PASSAGE SHOWN

——

As the title suggests, this week’s parshah consists almost entirely of mishpatim—laws—about everyday living. Directed to a people who have traveled only a short distance in time and space from slavery, the mishpatim are anything but mundane legalisms—they are instructions for building a just society. One of the most profound directives is the incredible command, repeated twice in this parshah alone, “You shall not oppress a stranger, for you know the feelings of the stranger, having yourselves been strangers in the land of Egypt.”[1] This is the epitome of Exodus morality: we must not perpetrate upon others that which was perpetrated upon us.

This central, Jewish moral imperative was articulated when the memory of bondage still was very much alive. Because it is embedded in that memory of bondage, however, it contains an implied awareness that future generations would need to find a way to keep that memory vibrant. The Exodus morality[2] that is so clearly outlined in this one mitzvah is infused into our liturgy and rituals. At Passover, the directive to remember goes further: we re-enact the story as if we ourselves were enslaved and then freed. The repetition of this story helps us to “turn the memory into moral dynamic,”[3] to use the story as an energizing force for change. The Torah maps out for us the parameters of how experience can serve as the basis for moral action. Yet it is not only actual experience, but shared memory that provokes moral action. Whether or not we actually know the suffering of the slaves, we are nonetheless commanded to act as if we do. As Rabbi Yitz Greenberg writes, “The experience of slavery that breaks and crushes slaves does not destroy free people. It evokes feelings of repulsion and determination to help others escape that state.”[4] This divinely-given determination to help others drives our moral responsibility.

——

RECORD EXTRACTS
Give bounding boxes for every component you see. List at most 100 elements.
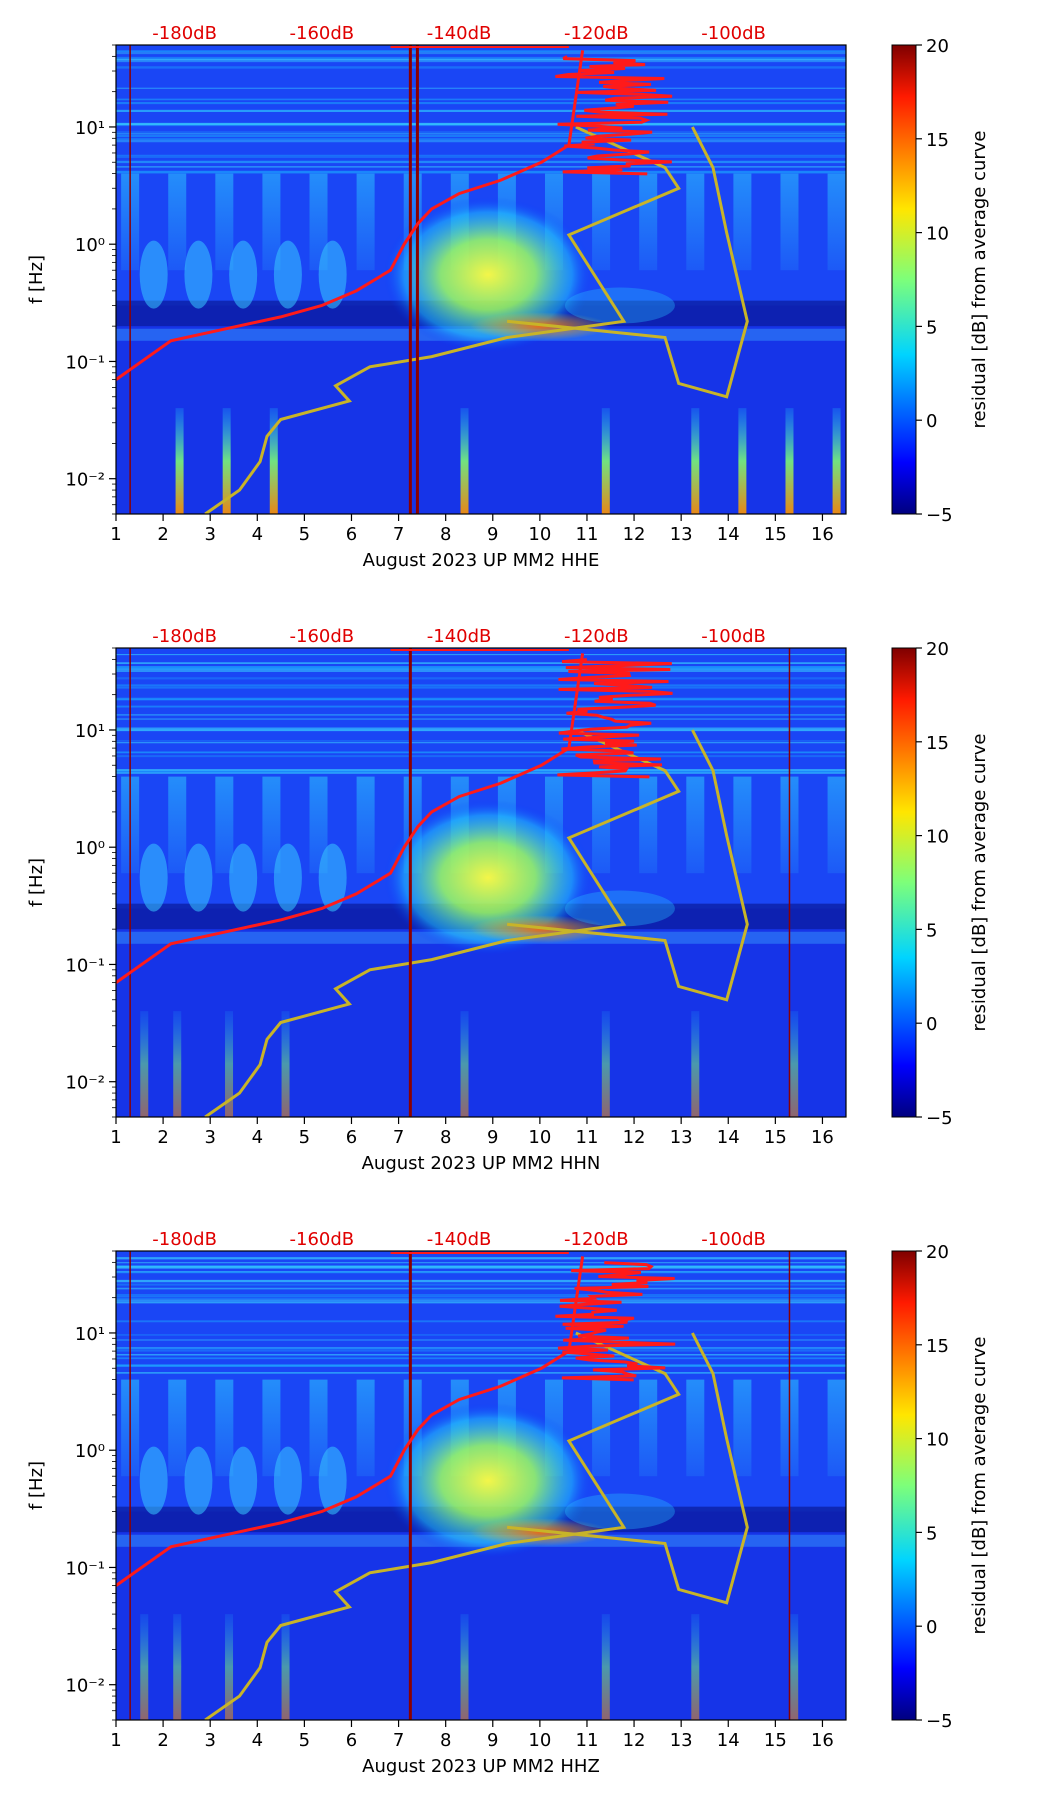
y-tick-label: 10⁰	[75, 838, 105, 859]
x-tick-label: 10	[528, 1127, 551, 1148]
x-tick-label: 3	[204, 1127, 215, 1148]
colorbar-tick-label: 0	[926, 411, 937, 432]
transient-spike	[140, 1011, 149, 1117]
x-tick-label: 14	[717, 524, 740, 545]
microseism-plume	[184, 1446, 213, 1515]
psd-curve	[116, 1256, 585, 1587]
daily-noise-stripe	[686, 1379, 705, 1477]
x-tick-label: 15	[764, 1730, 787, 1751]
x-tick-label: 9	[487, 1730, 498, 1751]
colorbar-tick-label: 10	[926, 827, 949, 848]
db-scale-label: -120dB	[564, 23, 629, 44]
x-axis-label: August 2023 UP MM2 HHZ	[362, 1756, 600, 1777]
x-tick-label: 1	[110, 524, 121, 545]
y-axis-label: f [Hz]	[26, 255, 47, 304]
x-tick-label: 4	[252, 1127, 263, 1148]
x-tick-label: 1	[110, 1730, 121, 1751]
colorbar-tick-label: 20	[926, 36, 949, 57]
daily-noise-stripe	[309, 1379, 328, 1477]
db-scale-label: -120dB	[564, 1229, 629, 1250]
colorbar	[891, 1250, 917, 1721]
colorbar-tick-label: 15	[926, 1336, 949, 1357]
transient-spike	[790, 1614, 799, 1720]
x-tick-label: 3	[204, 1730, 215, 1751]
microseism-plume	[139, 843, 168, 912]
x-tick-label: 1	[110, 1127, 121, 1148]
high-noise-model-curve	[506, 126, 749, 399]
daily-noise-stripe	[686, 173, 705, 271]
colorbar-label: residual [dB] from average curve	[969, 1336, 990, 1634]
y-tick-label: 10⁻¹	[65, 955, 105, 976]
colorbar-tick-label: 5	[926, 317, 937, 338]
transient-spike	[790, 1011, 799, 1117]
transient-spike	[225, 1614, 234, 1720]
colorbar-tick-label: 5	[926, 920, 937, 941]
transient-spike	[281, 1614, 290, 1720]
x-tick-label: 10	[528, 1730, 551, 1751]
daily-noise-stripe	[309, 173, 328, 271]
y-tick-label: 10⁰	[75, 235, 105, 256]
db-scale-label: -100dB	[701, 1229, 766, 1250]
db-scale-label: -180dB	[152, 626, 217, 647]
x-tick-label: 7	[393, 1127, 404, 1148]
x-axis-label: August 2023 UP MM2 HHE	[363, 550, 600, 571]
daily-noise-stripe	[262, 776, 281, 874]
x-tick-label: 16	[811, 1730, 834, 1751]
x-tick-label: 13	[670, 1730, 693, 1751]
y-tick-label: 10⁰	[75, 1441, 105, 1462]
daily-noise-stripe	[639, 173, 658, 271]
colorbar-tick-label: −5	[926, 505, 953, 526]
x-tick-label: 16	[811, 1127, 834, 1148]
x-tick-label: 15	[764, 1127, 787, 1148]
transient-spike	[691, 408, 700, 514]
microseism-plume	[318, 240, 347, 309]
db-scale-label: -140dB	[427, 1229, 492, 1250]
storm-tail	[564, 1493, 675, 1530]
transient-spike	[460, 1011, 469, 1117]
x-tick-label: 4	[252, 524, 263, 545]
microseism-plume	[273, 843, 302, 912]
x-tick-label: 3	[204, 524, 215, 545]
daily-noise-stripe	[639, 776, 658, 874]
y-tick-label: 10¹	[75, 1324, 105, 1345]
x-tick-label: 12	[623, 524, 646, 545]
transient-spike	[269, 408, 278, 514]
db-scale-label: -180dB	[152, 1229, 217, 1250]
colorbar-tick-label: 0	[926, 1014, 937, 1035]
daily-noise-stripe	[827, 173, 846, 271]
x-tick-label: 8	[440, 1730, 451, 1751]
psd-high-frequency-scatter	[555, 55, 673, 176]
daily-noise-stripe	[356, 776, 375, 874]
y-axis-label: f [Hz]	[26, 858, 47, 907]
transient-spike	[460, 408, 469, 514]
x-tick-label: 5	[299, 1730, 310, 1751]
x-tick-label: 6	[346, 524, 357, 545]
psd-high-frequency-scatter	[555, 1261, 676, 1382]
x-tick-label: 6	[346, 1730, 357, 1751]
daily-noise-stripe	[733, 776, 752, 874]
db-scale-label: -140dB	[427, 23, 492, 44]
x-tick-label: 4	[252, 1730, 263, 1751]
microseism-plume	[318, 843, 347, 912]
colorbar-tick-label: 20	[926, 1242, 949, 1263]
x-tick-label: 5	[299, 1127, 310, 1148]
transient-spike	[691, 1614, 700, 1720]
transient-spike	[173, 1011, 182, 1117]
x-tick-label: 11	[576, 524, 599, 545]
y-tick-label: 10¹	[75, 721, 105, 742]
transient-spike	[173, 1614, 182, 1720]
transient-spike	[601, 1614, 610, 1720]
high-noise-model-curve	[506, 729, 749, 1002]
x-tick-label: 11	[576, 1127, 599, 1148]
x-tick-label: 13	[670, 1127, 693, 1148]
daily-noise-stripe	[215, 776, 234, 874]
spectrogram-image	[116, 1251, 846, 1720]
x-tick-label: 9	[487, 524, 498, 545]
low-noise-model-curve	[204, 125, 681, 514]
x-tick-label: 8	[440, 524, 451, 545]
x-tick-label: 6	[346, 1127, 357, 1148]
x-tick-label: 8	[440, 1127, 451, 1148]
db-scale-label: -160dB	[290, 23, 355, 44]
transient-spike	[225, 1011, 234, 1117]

——

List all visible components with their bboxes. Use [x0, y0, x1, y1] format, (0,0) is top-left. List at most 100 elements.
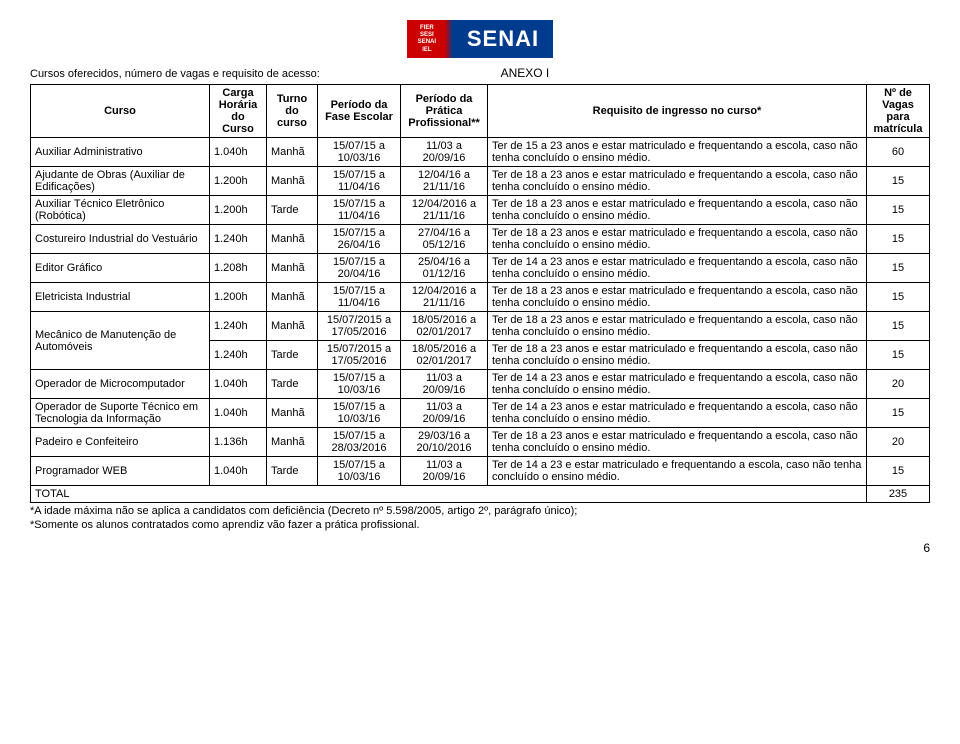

——

WHAT YOU WILL DO
(1) In the passage on Exodus morality, how many times is the command not to oppress a stranger repeated in this parshah?
(2) Print the stretch of the passage on Exodus morality from "As the title" through "perpetrated upon us.".
(3) Write what comes next in the passage on Exodus morality, continuing from its final sentence.

WRITTEN ANSWERS
(1) Twice.

(2)
As the title suggests, this week’s parshah consists almost entirely of mishpatim—laws—about everyday living. Directed to a people who have traveled only a short distance in time and space from slavery, the mishpatim are anything but mundane legalisms—they are instructions for building a just society. One of the most profound directives is the incredible command, repeated twice in this parshah alone, “You shall not oppress a stranger, for you know the feelings of the stranger, having yourselves been strangers in the land of Egypt.”[1] This is the epitome of Exodus morality: we must not perpetrate upon others that which was perpetrated upon us.

(3)
In the modern era, of course, Jews have acquired a devastatingly unique understanding of what it is to be oppressed, abandoned and subject to atrocity. We ought to infer from the Exodus morality that our particular knowledge of violence and genocide in the Holocaust conveys a similar obligation—we must remember and our memory must inform our responses to others who are suffering genocide and atrocity.

My synagogue has the privilege of guarding a Torah scroll that was used in a synagogue in the town of Uherske Hradiste in what is now the Czech Republic. This Shabbat, my community will say kaddish for the 300 Jews who lived near that synagogue in the early 1940s. We remember them every year at this time because it was in late January 1943 that they were moved in transports from a makeshift ghetto to the Terezin concentration camp. This is the closest we can come to a yahrzeit for them. In a certain way, we are their descendants and their survivors. As in our parshah, our shared memory of oppression leads to a moral dynamic and an imperative to act.  

But our tradition is not content simply to prohibit us from perpetrating oppression or atrocity. The moral dynamic imposed by our active remembering of both our slavery in Egypt and the Holocaust is reinforced and expanded in the mitzvah prohibiting us from “standing idly the blood of our neighbors”[5]—not only must we refrain from being perpetrators, we are prohibited from even being bystanders. It is not enough to refuse to enslave or kill—we must actively intervene when we see others committing these crimes.

The implication is that we are never again to allow the world to pretend it doesn’t know about killings and atrocities. In Darfur, an estimated four million people are in need of humanitarian assistance and protection. In Kenya, violence has erupted after the recent presidential elections. In Burma, oppression and atrocity continue. We have a moral imperative to act, and that imperative is rooted in this week’s parshah. We must continue to raise awareness about what is happening. We must refuse to hide behind expressions of neutrality, knowing that failure to take sides always benefits the oppressor. We must pressure our own governments to take the lead in helping refugees return to their homes and to heighten economic sanctions on the governments that are enacting or allowing atrocity.[6] We have been the strangers in Egypt and in Uherske Hradiste. In Darfur, in Burma, in Kenya—we have a responsibility to protect.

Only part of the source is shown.